▶ _Task brief_
List the lines of this listing that hold the word "JSON".

[Saved entries]
--- START ---
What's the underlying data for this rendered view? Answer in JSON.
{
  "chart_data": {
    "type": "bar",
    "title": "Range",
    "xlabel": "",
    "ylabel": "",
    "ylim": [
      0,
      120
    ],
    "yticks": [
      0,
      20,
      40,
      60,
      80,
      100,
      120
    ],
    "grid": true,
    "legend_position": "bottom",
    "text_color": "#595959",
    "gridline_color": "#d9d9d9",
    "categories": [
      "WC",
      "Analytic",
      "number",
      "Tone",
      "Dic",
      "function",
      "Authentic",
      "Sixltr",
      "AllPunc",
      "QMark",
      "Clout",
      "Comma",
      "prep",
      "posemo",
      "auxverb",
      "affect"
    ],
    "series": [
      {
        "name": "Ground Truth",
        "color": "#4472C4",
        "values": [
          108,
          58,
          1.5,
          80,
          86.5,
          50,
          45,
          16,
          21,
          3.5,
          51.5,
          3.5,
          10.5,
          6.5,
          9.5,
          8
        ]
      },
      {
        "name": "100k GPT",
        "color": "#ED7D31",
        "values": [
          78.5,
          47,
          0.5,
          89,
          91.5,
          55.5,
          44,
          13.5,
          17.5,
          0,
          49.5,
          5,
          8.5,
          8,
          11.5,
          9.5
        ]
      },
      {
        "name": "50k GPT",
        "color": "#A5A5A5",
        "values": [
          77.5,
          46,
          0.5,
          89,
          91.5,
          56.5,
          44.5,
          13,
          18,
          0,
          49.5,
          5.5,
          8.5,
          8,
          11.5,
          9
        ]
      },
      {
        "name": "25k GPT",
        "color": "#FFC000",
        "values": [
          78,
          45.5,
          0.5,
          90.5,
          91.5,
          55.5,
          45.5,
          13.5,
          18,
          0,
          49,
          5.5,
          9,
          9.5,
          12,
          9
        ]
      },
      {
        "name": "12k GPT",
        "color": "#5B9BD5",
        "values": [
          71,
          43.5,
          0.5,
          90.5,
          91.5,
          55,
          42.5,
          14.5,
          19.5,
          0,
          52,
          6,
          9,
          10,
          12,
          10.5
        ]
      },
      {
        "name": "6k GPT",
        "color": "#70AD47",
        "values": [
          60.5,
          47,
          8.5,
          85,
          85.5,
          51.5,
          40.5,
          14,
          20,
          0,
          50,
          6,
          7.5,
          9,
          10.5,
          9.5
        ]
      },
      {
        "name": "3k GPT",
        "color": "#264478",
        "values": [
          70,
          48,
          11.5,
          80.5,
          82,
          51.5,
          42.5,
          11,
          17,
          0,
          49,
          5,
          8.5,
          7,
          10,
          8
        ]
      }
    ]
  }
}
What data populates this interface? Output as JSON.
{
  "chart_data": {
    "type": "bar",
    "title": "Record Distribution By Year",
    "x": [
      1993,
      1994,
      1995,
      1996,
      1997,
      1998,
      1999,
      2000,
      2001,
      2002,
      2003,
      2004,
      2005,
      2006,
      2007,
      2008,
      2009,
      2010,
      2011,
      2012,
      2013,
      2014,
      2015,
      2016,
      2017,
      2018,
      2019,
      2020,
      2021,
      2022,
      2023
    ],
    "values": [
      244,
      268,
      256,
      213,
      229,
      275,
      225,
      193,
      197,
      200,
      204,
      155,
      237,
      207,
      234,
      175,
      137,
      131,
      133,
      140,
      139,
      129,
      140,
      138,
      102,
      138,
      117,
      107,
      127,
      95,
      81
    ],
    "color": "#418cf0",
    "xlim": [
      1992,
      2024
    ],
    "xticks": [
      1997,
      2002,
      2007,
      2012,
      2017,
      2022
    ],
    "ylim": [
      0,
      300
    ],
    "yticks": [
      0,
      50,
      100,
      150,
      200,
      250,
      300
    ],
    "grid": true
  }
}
--- END ---
▶ _The reply_
What's the underlying data for this rendered view? Answer in JSON.
What data populates this interface? Output as JSON.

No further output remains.